## Task directions
Restate the listing below word for word, omitting any images.

## Supplied material
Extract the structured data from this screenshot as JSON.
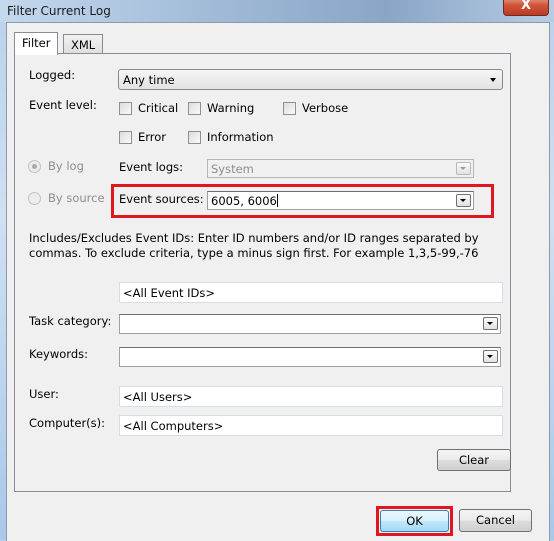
{
  "window": {
    "title": "Filter Current Log",
    "close_glyph": "X"
  },
  "tabs": [
    {
      "label": "Filter",
      "active": true
    },
    {
      "label": "XML",
      "active": false
    }
  ],
  "filter": {
    "logged": {
      "label": "Logged:",
      "value": "Any time"
    },
    "event_level": {
      "label": "Event level:",
      "options": [
        {
          "label": "Critical",
          "checked": false
        },
        {
          "label": "Warning",
          "checked": false
        },
        {
          "label": "Verbose",
          "checked": false
        },
        {
          "label": "Error",
          "checked": false
        },
        {
          "label": "Information",
          "checked": false
        }
      ]
    },
    "by_log": {
      "label": "By log",
      "selected": true,
      "enabled": false
    },
    "by_source": {
      "label": "By source",
      "selected": false,
      "enabled": false
    },
    "event_logs": {
      "label": "Event logs:",
      "value": "System"
    },
    "event_sources": {
      "label": "Event sources:",
      "value": "6005, 6006"
    },
    "help_text": "Includes/Excludes Event IDs: Enter ID numbers and/or ID ranges separated by commas. To exclude criteria, type a minus sign first. For example 1,3,5-99,-76",
    "event_ids": {
      "value": "<All Event IDs>"
    },
    "task_category": {
      "label": "Task category:",
      "value": ""
    },
    "keywords": {
      "label": "Keywords:",
      "value": ""
    },
    "user": {
      "label": "User:",
      "value": "<All Users>"
    },
    "computers": {
      "label": "Computer(s):",
      "value": "<All Computers>"
    },
    "clear_label": "Clear"
  },
  "footer": {
    "ok_label": "OK",
    "cancel_label": "Cancel"
  },
  "highlight_color": "#e0171f"
}
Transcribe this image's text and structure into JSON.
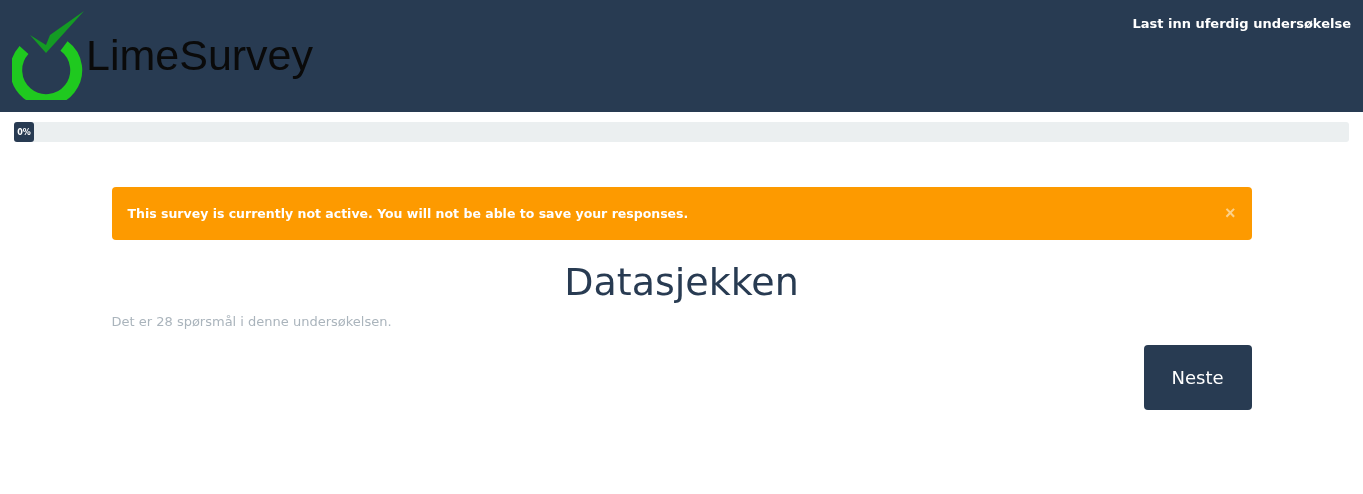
{
  "header": {
    "logo_text": "LimeSurvey",
    "load_link": "Last inn uferdig undersøkelse"
  },
  "progress": {
    "level": 0,
    "label": "0%"
  },
  "alert": {
    "message": "This survey is currently not active. You will not be able to save your responses.",
    "close": "×"
  },
  "survey": {
    "title": "Datasjekken",
    "description": "Det er 28 spørsmål i denne undersøkelsen."
  },
  "buttons": [
    "Neste"
  ]
}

## Written answer
Extract the structured data from this screenshot as JSON.
{
  "window": {
    "title": "Filter Current Log",
    "close_glyph": "X"
  },
  "tabs": [
    {
      "label": "Filter",
      "active": true
    },
    {
      "label": "XML",
      "active": false
    }
  ],
  "filter": {
    "logged": {
      "label": "Logged:",
      "value": "Any time"
    },
    "event_level": {
      "label": "Event level:",
      "options": [
        {
          "label": "Critical",
          "checked": false
        },
        {
          "label": "Warning",
          "checked": false
        },
        {
          "label": "Verbose",
          "checked": false
        },
        {
          "label": "Error",
          "checked": false
        },
        {
          "label": "Information",
          "checked": false
        }
      ]
    },
    "by_log": {
      "label": "By log",
      "selected": true,
      "enabled": false
    },
    "by_source": {
      "label": "By source",
      "selected": false,
      "enabled": false
    },
    "event_logs": {
      "label": "Event logs:",
      "value": "System"
    },
    "event_sources": {
      "label": "Event sources:",
      "value": "6005, 6006"
    },
    "help_text": "Includes/Excludes Event IDs: Enter ID numbers and/or ID ranges separated by commas. To exclude criteria, type a minus sign first. For example 1,3,5-99,-76",
    "event_ids": {
      "value": "<All Event IDs>"
    },
    "task_category": {
      "label": "Task category:",
      "value": ""
    },
    "keywords": {
      "label": "Keywords:",
      "value": ""
    },
    "user": {
      "label": "User:",
      "value": "<All Users>"
    },
    "computers": {
      "label": "Computer(s):",
      "value": "<All Computers>"
    },
    "clear_label": "Clear"
  },
  "footer": {
    "ok_label": "OK",
    "cancel_label": "Cancel"
  },
  "highlight_color": "#e0171f"
}
Transcribe this image's text and structure into JSON.
{
  "header": {
    "logo_text": "LimeSurvey",
    "load_link": "Last inn uferdig undersøkelse"
  },
  "progress": {
    "level": 0,
    "label": "0%"
  },
  "alert": {
    "message": "This survey is currently not active. You will not be able to save your responses.",
    "close": "×"
  },
  "survey": {
    "title": "Datasjekken",
    "description": "Det er 28 spørsmål i denne undersøkelsen."
  },
  "buttons": [
    "Neste"
  ]
}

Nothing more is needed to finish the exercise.